## Objective
In the entries that follow, how many lines contain "trombosis"? Answer with the number only.

## Stored rows

= = = = = = =

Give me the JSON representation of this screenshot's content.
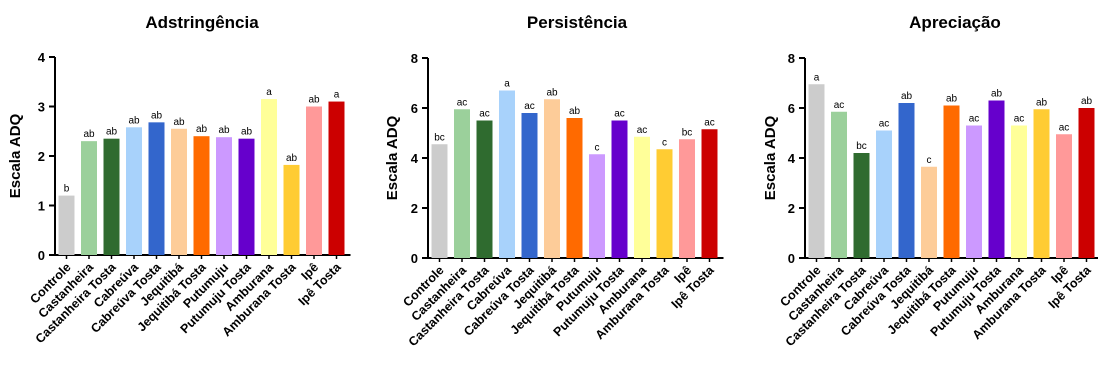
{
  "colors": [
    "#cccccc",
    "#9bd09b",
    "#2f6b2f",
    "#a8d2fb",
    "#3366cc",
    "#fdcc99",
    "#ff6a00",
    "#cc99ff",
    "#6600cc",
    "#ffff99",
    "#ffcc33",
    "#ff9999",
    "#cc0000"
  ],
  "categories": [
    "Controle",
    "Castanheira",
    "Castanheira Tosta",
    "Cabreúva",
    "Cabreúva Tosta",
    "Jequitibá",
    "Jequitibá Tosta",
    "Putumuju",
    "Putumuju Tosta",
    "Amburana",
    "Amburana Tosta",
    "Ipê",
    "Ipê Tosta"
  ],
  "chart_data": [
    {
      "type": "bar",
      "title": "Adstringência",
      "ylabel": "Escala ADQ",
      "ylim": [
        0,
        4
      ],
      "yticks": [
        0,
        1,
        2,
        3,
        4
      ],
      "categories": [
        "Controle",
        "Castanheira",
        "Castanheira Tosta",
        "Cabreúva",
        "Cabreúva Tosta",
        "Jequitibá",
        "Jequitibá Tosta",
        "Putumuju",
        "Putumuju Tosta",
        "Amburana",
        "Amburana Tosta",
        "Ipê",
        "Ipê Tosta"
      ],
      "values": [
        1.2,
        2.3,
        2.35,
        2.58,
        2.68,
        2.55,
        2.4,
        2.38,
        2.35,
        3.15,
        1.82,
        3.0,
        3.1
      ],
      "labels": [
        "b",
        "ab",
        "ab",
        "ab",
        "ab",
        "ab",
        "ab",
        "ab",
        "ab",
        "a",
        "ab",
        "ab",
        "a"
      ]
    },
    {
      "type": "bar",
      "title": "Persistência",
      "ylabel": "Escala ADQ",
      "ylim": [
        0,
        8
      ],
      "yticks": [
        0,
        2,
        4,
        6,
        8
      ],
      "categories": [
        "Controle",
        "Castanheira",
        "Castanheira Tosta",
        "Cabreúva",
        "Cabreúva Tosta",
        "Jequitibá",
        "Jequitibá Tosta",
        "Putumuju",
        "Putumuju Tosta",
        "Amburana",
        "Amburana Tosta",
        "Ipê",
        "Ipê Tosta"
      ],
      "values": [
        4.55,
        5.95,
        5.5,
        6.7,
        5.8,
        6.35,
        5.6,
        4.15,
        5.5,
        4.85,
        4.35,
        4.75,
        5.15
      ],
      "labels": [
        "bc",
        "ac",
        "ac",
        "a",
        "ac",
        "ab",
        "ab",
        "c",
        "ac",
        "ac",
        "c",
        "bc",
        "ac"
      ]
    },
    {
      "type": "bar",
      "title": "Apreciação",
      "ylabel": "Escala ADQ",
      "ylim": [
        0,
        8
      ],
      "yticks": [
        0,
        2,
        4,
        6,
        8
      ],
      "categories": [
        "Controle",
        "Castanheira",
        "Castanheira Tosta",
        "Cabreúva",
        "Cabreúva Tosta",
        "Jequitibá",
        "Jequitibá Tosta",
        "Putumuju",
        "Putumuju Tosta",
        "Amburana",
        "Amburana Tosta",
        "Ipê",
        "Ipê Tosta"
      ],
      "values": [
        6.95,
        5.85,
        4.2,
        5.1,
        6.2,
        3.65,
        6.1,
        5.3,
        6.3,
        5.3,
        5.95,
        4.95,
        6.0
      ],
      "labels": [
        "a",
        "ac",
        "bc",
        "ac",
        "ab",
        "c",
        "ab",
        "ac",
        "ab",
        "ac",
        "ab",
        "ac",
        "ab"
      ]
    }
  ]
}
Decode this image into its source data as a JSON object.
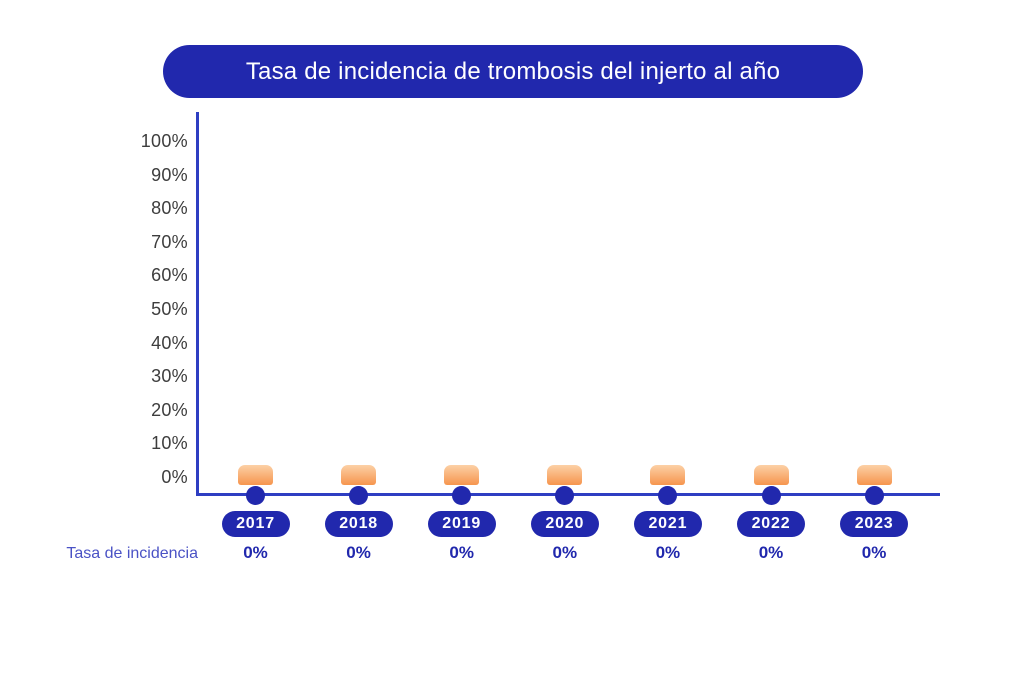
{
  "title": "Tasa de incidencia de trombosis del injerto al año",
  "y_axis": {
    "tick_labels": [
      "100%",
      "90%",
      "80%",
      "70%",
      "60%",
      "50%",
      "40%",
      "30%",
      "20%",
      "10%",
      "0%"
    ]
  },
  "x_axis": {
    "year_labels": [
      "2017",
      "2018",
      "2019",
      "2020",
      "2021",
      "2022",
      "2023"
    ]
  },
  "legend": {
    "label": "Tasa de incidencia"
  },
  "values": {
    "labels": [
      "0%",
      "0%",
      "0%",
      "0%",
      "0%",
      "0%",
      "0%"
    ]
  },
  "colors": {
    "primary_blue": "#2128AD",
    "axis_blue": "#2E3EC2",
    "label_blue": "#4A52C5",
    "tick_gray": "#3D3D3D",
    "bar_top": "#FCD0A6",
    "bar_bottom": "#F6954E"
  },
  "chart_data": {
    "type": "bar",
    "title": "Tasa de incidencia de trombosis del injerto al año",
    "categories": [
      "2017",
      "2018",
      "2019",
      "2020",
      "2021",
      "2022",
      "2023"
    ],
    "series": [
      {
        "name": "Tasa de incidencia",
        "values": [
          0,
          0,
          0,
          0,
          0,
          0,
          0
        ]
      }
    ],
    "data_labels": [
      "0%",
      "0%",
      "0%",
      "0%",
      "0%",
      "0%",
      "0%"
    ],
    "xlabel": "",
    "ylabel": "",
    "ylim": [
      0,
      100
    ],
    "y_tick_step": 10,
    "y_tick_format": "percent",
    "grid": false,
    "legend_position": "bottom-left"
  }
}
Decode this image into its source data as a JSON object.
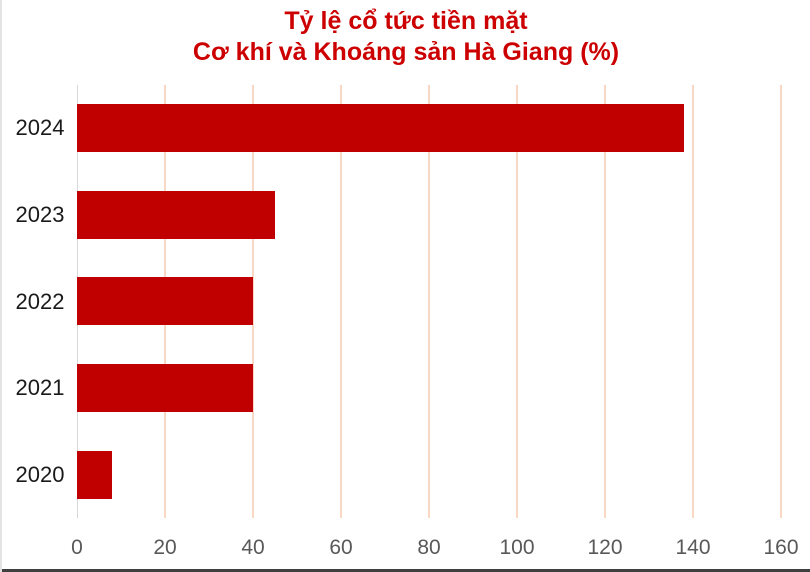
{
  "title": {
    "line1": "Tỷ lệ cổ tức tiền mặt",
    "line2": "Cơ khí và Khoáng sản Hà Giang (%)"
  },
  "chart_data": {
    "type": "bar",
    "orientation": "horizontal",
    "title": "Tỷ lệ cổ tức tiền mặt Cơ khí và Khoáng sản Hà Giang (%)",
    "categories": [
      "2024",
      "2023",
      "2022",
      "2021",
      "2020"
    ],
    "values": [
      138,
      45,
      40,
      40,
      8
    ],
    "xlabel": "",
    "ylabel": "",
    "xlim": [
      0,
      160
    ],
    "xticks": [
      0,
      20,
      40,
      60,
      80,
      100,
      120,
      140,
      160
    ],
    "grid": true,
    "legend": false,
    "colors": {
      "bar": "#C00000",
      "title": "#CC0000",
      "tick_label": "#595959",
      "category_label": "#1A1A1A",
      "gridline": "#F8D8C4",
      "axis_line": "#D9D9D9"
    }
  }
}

= = = = = = =

## Task result
2